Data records
## Start
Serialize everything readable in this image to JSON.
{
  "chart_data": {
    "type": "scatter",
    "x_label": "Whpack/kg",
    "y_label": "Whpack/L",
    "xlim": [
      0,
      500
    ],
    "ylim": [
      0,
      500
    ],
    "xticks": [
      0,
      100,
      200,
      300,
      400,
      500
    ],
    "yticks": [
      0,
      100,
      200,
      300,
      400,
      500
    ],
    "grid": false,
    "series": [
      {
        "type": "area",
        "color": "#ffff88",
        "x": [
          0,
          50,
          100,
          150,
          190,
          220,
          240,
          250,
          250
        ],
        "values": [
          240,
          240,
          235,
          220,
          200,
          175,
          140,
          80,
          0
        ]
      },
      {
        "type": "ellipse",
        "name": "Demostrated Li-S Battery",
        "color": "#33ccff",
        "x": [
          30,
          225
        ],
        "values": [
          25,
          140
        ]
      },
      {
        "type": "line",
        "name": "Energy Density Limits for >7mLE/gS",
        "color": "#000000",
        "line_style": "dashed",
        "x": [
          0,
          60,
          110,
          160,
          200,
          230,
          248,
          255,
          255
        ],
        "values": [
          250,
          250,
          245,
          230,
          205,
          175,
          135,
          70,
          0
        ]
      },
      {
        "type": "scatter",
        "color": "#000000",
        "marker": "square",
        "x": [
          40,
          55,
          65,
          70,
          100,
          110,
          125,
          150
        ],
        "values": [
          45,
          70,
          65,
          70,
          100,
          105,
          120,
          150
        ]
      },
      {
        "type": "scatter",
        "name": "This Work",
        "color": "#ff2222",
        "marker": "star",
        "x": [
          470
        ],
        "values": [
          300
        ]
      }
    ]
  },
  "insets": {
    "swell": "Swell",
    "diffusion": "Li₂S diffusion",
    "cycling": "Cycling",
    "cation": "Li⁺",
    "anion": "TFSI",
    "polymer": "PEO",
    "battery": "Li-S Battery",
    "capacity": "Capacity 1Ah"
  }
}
## End
## Start
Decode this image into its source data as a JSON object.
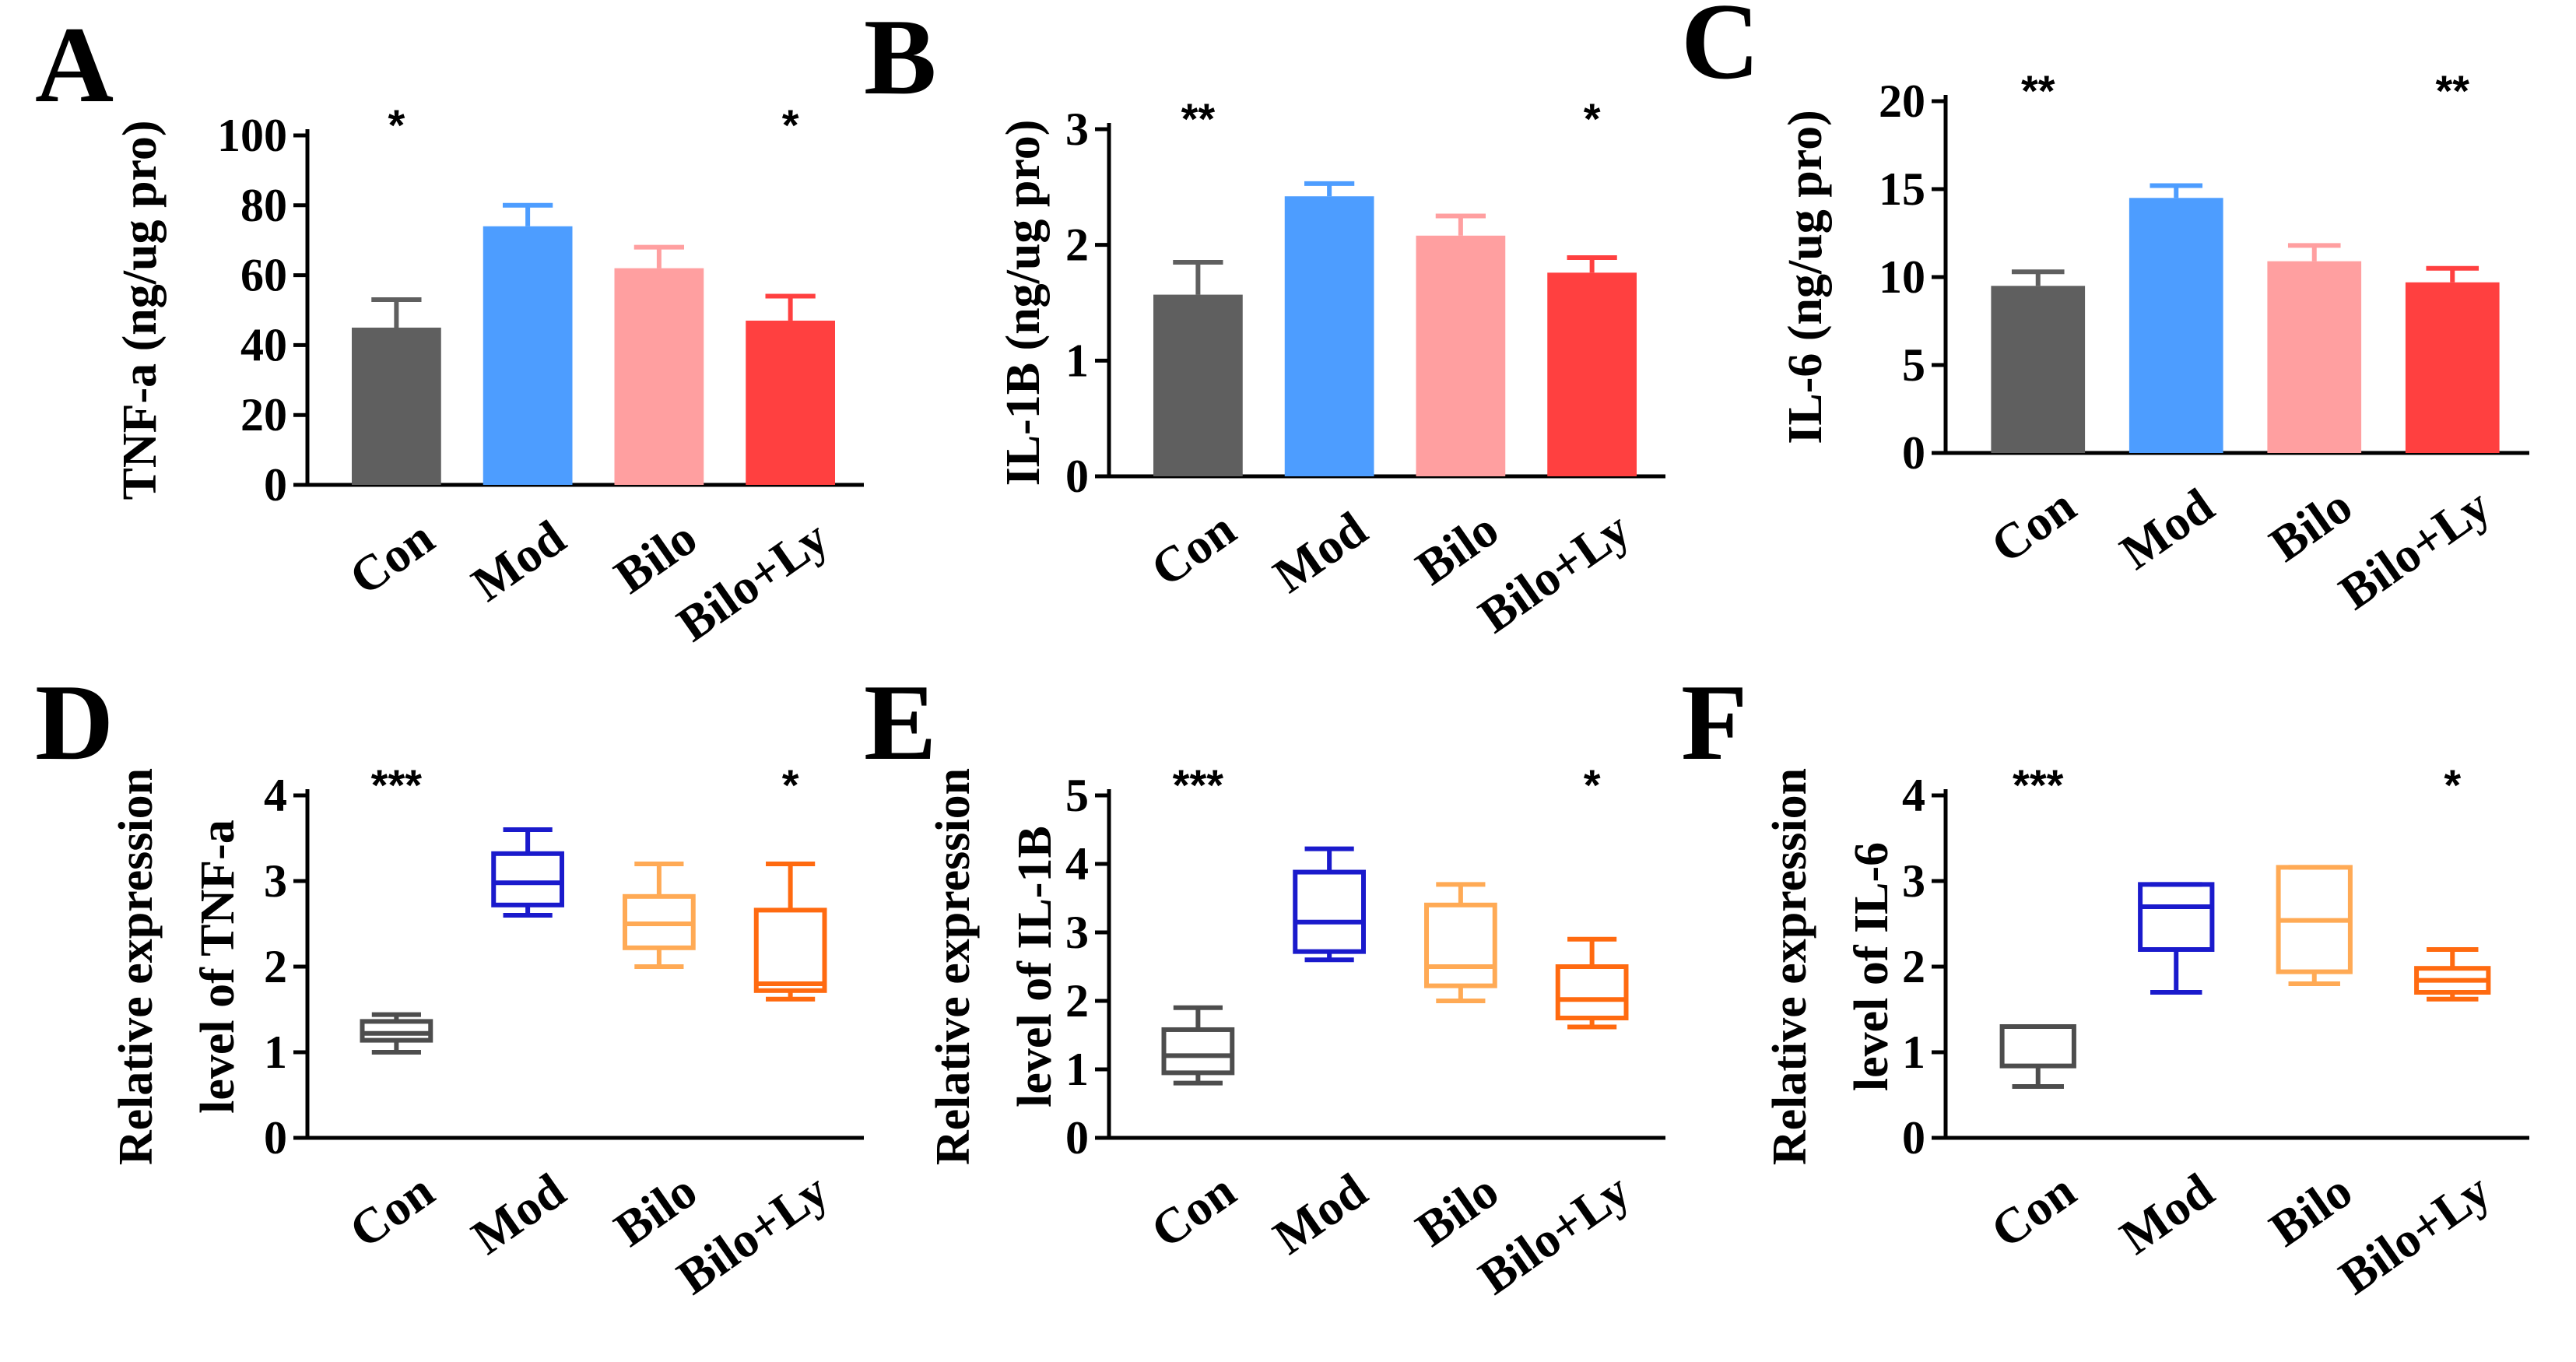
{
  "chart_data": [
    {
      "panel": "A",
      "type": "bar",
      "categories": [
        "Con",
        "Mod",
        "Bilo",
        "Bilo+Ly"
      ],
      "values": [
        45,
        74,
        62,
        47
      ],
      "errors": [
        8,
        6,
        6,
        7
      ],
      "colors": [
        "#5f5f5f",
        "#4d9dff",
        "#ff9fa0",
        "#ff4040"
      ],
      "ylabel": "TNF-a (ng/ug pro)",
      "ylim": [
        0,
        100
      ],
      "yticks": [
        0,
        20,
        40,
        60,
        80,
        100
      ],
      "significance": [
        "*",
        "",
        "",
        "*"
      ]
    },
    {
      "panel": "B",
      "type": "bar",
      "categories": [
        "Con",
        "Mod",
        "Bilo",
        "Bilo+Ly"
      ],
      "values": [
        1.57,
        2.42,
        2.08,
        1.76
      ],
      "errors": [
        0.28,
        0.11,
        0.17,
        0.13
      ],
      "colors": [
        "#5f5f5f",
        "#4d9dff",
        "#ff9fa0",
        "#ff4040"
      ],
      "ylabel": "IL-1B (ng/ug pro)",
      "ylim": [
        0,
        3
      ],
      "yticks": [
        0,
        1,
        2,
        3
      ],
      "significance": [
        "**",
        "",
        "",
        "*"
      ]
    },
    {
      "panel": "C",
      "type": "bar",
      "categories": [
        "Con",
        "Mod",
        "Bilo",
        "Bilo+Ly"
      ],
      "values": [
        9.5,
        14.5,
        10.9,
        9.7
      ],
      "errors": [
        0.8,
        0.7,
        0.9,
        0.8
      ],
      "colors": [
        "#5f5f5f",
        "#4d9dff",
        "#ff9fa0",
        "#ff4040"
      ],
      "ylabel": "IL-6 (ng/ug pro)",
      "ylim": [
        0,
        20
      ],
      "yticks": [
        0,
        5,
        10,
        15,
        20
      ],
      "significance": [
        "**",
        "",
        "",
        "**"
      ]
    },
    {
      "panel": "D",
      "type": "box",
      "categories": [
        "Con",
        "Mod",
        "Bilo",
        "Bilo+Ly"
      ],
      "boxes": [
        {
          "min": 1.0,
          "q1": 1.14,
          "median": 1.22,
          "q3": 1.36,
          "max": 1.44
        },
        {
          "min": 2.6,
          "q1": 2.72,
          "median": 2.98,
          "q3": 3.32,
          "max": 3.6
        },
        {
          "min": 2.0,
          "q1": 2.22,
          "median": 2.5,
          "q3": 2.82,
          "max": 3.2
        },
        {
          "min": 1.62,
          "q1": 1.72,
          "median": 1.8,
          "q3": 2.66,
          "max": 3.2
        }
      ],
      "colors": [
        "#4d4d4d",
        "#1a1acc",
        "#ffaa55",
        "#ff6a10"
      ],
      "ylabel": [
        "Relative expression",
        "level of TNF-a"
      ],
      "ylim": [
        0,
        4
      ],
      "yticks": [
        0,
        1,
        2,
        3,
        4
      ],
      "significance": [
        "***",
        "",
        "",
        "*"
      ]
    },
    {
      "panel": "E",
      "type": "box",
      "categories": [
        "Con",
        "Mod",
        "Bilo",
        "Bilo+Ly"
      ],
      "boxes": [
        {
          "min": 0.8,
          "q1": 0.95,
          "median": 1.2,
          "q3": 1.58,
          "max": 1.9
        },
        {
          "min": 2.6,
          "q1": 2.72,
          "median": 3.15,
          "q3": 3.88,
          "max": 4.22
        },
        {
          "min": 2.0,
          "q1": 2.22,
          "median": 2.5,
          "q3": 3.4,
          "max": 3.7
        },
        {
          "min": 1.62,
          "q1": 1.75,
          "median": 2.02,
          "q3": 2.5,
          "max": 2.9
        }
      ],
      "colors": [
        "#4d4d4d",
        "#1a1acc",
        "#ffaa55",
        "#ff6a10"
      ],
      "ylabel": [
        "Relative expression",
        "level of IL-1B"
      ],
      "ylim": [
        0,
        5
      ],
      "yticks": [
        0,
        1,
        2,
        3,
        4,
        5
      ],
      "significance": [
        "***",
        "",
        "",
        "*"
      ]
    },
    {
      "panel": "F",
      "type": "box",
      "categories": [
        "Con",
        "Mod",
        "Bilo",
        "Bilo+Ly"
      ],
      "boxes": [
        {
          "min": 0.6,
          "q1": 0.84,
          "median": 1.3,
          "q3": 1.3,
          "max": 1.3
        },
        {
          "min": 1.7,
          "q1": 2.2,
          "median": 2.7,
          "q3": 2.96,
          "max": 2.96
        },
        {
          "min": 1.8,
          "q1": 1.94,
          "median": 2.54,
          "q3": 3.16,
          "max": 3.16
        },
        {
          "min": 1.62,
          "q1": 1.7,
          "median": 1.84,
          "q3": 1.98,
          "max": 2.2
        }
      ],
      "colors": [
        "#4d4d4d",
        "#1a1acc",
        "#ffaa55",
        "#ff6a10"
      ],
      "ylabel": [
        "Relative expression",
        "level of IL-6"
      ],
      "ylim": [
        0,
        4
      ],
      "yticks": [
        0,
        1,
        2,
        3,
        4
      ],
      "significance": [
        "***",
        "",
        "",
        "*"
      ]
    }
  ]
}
## End
## Start
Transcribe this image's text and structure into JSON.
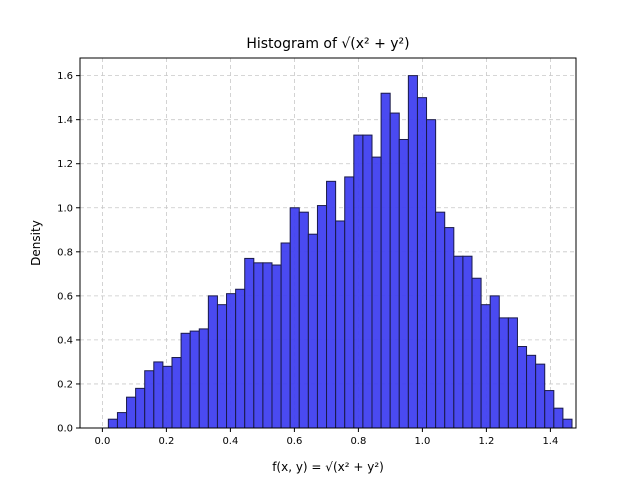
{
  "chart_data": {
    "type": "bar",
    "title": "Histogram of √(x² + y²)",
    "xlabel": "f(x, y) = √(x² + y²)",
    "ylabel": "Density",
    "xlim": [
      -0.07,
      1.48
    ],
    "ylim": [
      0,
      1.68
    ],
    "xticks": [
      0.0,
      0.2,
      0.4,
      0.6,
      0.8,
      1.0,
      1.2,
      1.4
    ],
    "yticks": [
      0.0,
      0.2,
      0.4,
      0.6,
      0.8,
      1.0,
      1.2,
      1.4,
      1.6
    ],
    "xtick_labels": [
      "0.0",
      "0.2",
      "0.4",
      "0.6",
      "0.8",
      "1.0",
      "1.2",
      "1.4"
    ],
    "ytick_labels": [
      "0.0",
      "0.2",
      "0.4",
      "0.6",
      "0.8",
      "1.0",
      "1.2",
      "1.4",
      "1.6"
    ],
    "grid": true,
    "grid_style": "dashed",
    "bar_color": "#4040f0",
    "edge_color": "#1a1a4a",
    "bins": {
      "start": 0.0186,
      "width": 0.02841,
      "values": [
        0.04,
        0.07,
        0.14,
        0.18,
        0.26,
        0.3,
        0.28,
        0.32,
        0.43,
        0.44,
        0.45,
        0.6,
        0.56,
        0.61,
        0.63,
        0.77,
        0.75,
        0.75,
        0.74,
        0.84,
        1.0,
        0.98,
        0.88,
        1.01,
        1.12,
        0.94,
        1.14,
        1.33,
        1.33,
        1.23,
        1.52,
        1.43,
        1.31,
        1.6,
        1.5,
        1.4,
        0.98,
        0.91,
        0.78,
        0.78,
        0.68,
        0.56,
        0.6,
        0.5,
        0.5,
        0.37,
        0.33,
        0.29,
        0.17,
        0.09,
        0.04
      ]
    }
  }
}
## End
Given instruction
Find each line holding the string "Battery" and copy it out.

Exercise response
        "name": "Demostrated Li-S Battery",
    "battery": "Li-S Battery",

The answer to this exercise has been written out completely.